* Begin *

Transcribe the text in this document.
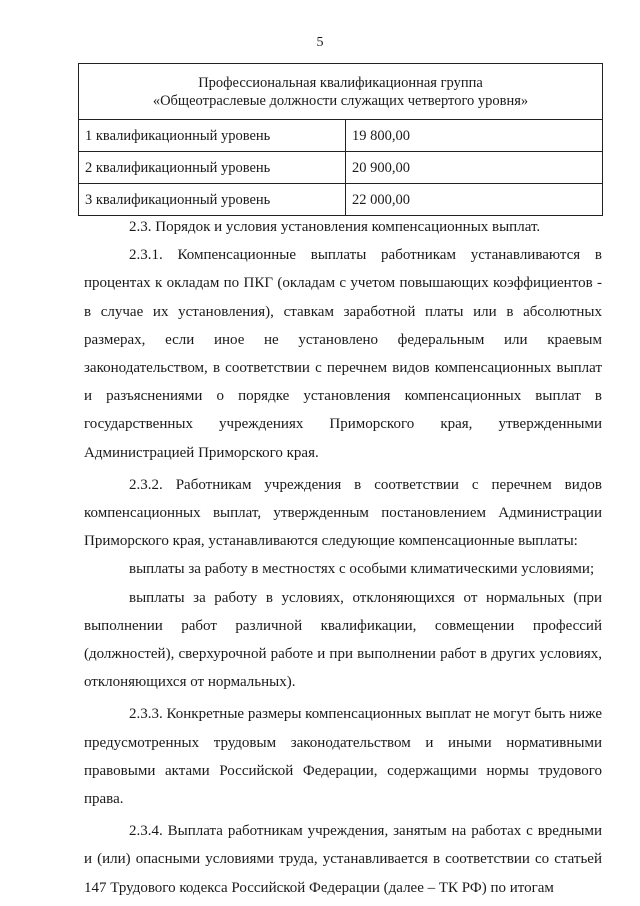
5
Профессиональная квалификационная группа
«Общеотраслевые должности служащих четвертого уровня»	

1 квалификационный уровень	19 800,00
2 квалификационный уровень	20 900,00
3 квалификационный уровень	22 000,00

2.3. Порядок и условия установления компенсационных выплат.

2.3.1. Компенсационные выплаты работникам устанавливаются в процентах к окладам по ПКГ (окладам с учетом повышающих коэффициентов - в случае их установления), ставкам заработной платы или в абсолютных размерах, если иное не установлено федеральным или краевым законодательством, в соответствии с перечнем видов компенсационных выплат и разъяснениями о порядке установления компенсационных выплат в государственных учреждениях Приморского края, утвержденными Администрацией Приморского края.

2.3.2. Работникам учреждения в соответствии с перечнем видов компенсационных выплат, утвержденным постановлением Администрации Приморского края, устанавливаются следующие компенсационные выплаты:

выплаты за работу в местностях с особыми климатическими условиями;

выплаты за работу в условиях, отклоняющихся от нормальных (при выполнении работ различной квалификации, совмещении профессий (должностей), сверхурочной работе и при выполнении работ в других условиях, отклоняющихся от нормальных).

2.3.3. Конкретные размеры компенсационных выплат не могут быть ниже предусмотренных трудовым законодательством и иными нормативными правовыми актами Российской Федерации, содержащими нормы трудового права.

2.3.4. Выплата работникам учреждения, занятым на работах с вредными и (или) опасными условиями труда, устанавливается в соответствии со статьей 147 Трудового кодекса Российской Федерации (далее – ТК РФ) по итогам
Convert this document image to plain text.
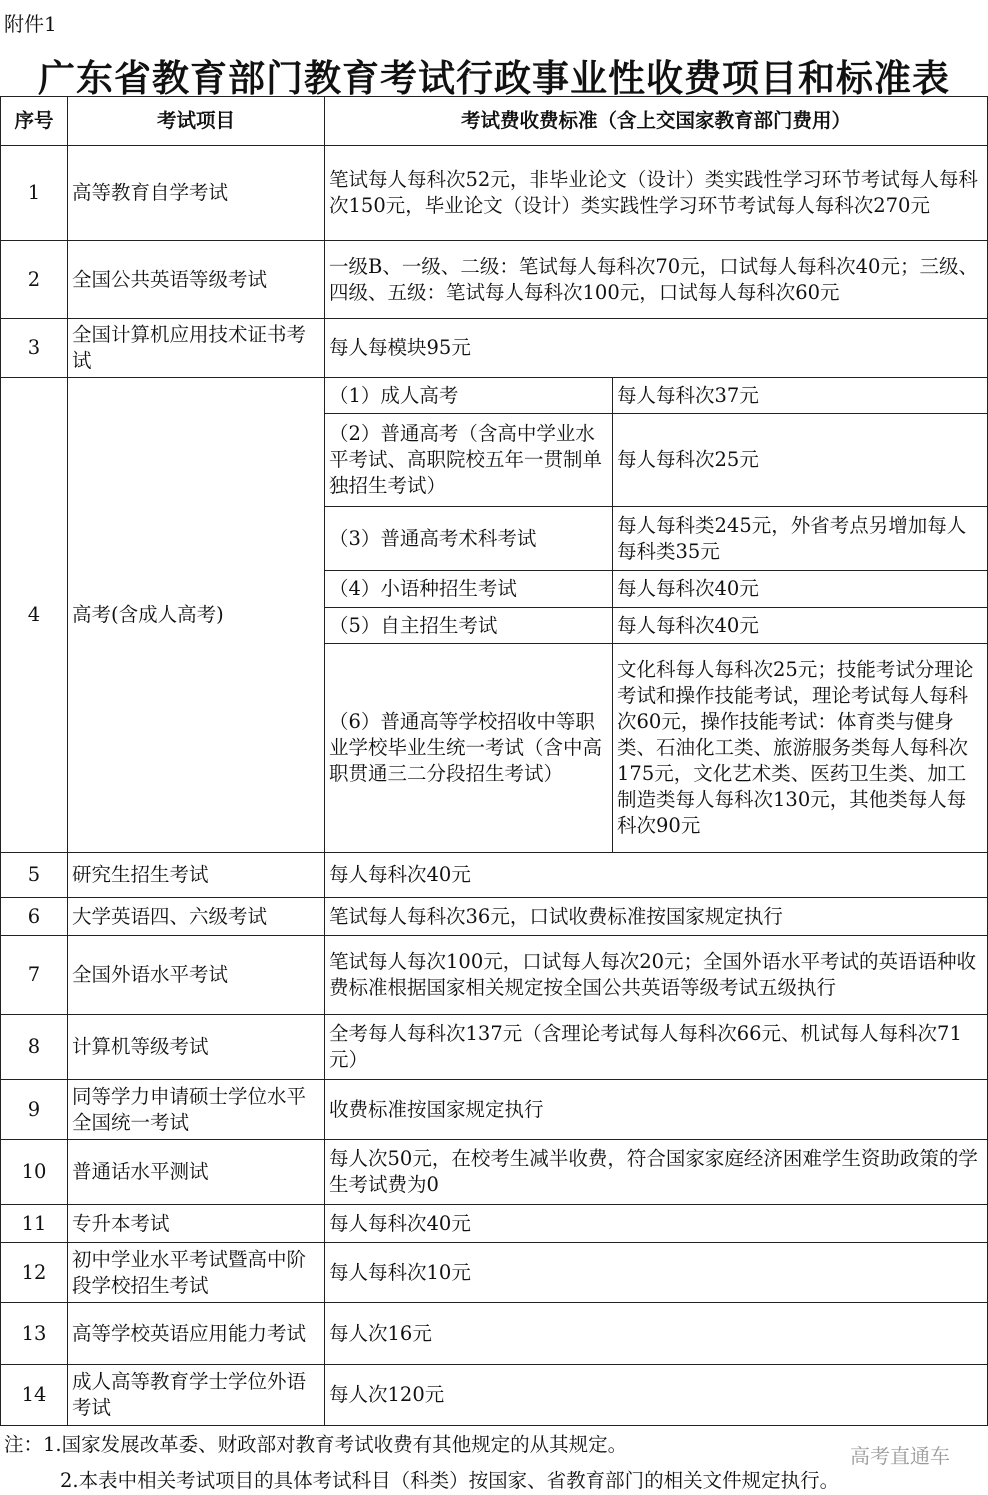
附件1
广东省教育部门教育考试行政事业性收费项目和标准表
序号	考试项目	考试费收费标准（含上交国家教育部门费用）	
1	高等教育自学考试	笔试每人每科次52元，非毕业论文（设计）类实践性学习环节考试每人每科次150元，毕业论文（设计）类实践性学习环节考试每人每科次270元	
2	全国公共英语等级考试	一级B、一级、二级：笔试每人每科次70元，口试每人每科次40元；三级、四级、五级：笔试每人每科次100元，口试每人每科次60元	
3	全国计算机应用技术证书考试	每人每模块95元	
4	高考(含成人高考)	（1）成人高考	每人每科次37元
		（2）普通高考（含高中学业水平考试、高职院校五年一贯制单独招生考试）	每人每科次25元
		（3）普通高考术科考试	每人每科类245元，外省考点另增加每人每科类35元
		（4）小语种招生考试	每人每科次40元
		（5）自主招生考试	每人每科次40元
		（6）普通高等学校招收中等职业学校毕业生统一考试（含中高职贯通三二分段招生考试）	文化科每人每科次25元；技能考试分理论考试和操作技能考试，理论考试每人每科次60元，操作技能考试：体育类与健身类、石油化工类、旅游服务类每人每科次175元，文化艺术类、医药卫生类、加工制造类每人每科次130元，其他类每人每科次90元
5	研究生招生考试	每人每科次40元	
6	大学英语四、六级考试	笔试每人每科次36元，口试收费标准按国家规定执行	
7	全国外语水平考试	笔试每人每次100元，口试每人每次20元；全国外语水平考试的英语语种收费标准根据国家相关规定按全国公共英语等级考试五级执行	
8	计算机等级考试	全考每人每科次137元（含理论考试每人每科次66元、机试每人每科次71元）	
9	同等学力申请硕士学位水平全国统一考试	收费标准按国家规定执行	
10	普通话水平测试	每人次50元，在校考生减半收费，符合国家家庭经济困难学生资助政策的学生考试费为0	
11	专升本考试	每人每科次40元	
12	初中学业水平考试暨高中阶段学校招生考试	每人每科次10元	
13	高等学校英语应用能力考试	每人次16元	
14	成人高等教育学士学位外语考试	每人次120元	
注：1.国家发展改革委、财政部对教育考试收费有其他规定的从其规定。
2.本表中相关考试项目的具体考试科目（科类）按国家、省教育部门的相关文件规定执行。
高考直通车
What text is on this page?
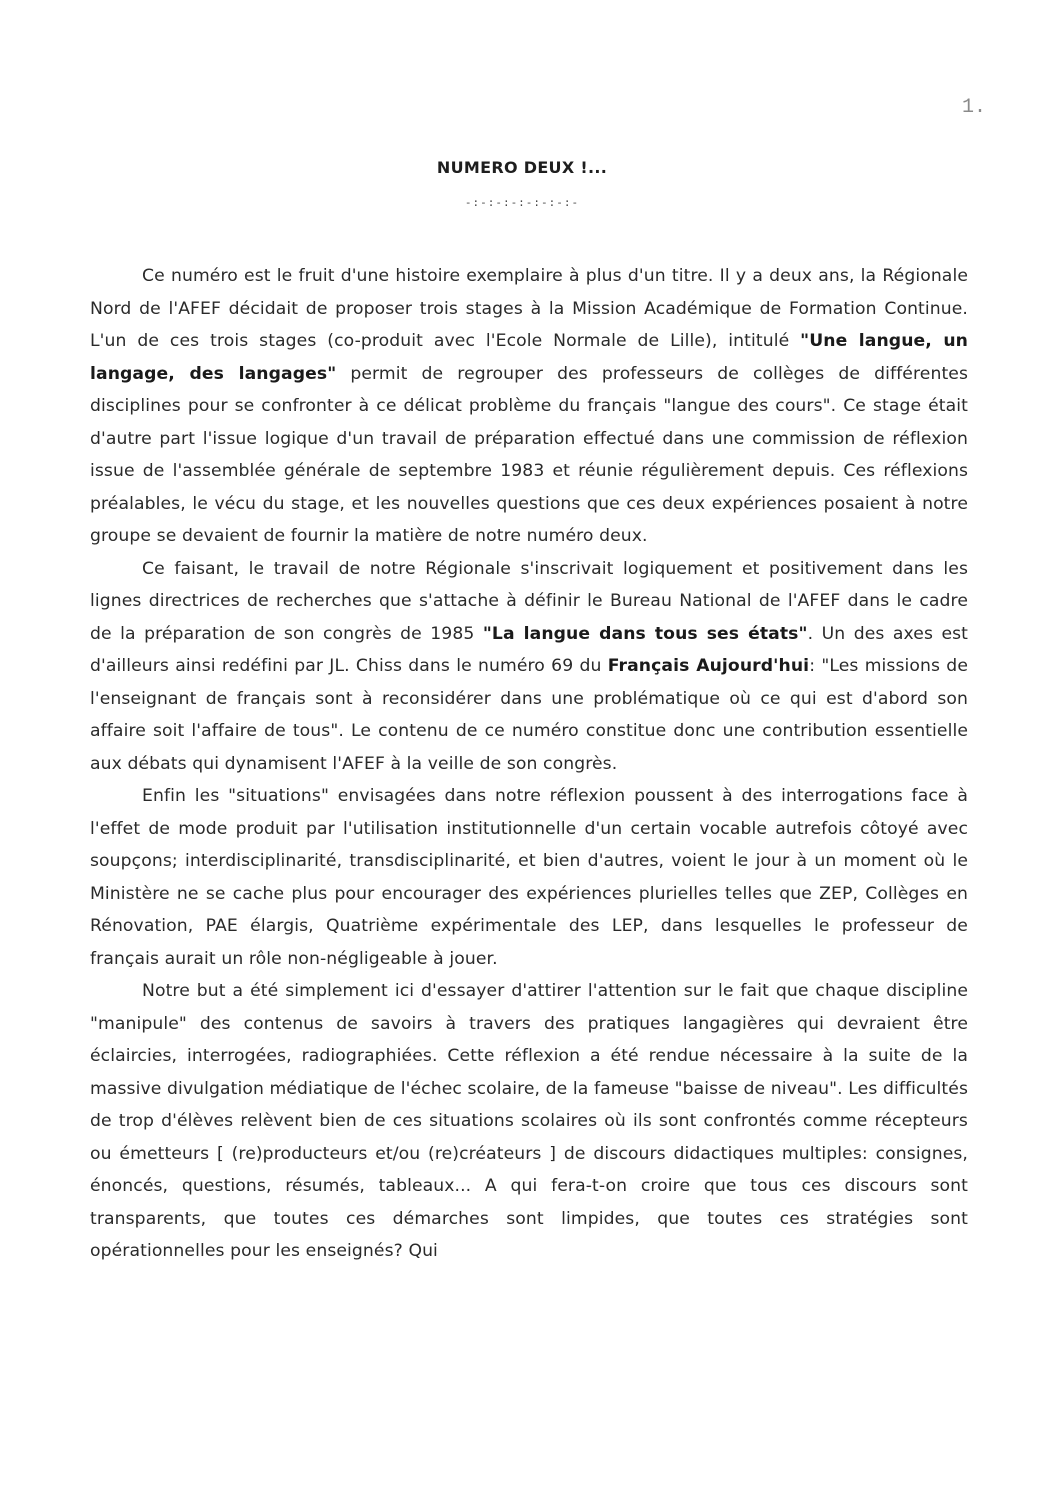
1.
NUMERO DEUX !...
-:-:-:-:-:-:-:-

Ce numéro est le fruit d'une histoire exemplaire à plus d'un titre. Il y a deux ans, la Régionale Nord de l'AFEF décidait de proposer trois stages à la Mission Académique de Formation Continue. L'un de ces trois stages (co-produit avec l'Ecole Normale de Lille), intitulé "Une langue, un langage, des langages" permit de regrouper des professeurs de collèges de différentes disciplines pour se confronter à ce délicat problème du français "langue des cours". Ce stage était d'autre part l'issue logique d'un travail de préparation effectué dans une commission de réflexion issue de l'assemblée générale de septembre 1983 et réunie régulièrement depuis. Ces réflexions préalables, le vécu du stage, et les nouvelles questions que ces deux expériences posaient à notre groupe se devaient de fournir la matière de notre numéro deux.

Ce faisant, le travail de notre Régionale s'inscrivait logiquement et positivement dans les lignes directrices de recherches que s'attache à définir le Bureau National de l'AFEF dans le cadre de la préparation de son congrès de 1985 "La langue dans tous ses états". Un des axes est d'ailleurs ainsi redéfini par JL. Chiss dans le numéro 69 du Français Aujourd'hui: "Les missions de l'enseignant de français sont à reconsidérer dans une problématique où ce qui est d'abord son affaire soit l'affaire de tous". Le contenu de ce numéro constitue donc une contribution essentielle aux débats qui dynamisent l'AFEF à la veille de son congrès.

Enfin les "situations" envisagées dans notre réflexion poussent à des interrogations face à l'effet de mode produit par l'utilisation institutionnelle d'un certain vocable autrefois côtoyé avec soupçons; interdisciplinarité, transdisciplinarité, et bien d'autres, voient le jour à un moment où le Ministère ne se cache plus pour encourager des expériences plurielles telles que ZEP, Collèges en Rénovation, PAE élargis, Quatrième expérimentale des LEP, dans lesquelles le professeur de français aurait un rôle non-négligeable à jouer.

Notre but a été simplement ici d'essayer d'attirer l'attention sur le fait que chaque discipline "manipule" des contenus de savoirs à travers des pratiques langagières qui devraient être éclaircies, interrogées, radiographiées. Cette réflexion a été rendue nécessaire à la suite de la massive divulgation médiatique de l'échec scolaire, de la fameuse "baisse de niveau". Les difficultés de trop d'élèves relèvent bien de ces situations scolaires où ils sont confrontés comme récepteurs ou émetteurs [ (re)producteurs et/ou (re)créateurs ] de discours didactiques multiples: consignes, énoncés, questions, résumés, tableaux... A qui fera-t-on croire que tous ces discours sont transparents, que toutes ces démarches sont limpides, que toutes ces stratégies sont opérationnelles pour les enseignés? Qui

* End *

Identify and copy the lines holding the word "уровень".

▶ **Solution below**:
1 квалификационный уровень	19 800,00
2 квалификационный уровень	20 900,00
3 квалификационный уровень	22 000,00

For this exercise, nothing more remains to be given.